_Challenge 1_
In the Scala discussion about appending an element to a sequence, what error does the compiler report for the original definition of foo?
_Challenge 2_
Continue the Scala discussion about appending an element to a sequence, picking up after its last sentence.

_Source text_
####################
Reputation: 509
I'm trying to transform y into something which can be appended to x, where x is a sequence of some sorts.
scala> def foo[U <: Seq[T], T](x: U, y: T): U = x :+ y
<console>:7: error: type mismatch;
found : Seq[T]
required: U
def foo[U <: Seq[T], T](x: U, y: T): U = x :+ y
^
I have the following solutions:
def foo[T]( x : Seq[T], y:T) = x :+ y
def foo[T]( x : Seq[T], y:T) : Seq[T] = x :+ y
def foo[U <: Seq[T], T](x: U, y: T): U = (x :+ y).asInstanceOf[U]
But my doubt is why the original one didn't work. It looks like if I apply an operator (:+
in this case) defined in the super class then it returns the super class? i.e if U
is a Vector
, foo
returns Seq
, so I'm getting error required "U" but found "Seq[T]"
.
Can anyone enlighten me why this behavior is seen?
Upvotes: 2
Views: 677
Reputation: 931
Lets simplify this example
class T
class B extends T
def bar[U <: T](x: T): U = {
new B
}
This won't compile, cause when you call
bar(new T)
you should return type T, but you're trying to return type B. B is subtype of T, but you should return exectly U, but not just a subtype if T.
You can fix your problem by
def foo[U <: Seq[T], T](x: U, y: T): Seq[T] = x :+ y
or
def foo[B >: Seq[T], U <: Seq[T], T](x: U, y: T): B = y +: x
Upvotes: 2
Reputation: 1237
When coming across type problems, I usually adopt the "if it passes the compilation, what will happen" logic to find the unreasonable part.
####################
_Dataset excerpts_
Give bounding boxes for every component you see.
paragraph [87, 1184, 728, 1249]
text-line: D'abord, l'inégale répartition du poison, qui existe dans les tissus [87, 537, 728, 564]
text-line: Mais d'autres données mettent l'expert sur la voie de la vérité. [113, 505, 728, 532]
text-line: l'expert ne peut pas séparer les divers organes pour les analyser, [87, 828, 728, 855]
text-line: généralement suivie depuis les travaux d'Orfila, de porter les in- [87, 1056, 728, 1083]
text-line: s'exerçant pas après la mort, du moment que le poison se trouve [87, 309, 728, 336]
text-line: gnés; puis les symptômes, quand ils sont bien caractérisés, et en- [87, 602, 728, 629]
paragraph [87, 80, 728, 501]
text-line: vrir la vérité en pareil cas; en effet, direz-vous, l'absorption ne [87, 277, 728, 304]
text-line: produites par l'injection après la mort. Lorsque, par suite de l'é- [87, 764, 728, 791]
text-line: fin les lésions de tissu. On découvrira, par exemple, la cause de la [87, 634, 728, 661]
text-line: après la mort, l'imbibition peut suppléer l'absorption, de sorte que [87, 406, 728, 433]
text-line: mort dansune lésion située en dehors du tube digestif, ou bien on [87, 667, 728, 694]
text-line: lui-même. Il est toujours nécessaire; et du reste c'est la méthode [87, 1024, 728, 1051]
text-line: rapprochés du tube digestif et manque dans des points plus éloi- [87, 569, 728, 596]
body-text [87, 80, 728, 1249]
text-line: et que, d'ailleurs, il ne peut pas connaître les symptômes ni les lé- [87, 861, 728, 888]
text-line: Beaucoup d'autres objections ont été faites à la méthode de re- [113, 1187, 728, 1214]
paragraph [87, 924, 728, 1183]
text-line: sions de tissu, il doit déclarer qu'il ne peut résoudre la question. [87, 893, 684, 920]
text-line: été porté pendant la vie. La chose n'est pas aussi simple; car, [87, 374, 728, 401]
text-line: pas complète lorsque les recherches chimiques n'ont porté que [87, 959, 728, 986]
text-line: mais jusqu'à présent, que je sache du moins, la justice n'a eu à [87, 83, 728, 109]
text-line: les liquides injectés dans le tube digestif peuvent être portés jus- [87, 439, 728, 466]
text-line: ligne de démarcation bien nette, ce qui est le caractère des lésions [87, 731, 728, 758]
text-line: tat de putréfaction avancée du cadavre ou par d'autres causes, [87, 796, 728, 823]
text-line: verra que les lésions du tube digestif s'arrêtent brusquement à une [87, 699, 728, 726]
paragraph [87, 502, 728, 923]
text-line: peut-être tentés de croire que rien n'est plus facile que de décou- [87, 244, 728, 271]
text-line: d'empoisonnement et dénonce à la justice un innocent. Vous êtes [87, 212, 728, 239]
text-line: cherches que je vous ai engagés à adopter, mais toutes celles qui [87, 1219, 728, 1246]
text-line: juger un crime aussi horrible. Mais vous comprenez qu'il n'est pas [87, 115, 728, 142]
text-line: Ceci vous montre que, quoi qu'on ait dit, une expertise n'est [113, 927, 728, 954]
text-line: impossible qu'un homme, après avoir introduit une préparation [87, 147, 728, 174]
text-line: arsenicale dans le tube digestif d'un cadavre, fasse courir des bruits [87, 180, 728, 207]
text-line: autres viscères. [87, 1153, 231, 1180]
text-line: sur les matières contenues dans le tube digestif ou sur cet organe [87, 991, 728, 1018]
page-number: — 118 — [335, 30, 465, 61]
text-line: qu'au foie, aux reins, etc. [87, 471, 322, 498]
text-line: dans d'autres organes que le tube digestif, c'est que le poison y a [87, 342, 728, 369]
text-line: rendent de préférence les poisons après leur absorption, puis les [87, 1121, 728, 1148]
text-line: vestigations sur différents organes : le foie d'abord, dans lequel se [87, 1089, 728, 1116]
####################
_Task response 1_
A type mismatch: it found Seq[T] but required U.

_Task response 2_
In your case, assuming the original one is Okay.
def foo[U <: Seq[T], T](x: U, y: T): U = x :+ y
cause Seq[T] is covariant on T, so the following case stands.
for type A, T, if A <: T, List[A] <: Seq[T]
Then we can do the following operation:
class Parent
class Child extends Parent
// List(new Child) :+ (new Parent) => List[Parent]
val result = foo(List(new Child), new Parent)
U is actually List[Child] in the foo method, but when List operates with a different type from its element type, it will try to find the common parent, in this case result is typed with List[Parent], but the required type is List[Child]. Obviously, List[Parent] is not a subtype of List[Child].
So, the thing is the final type is elevated but the required type is a subtype of the elevated type. If you look at the definition of Scala SeqLike, this may be clearer.
trait SeqLike[+A, +Repr] extends ... {
def :+[B >: A, That](elem: B)(...): That = {
...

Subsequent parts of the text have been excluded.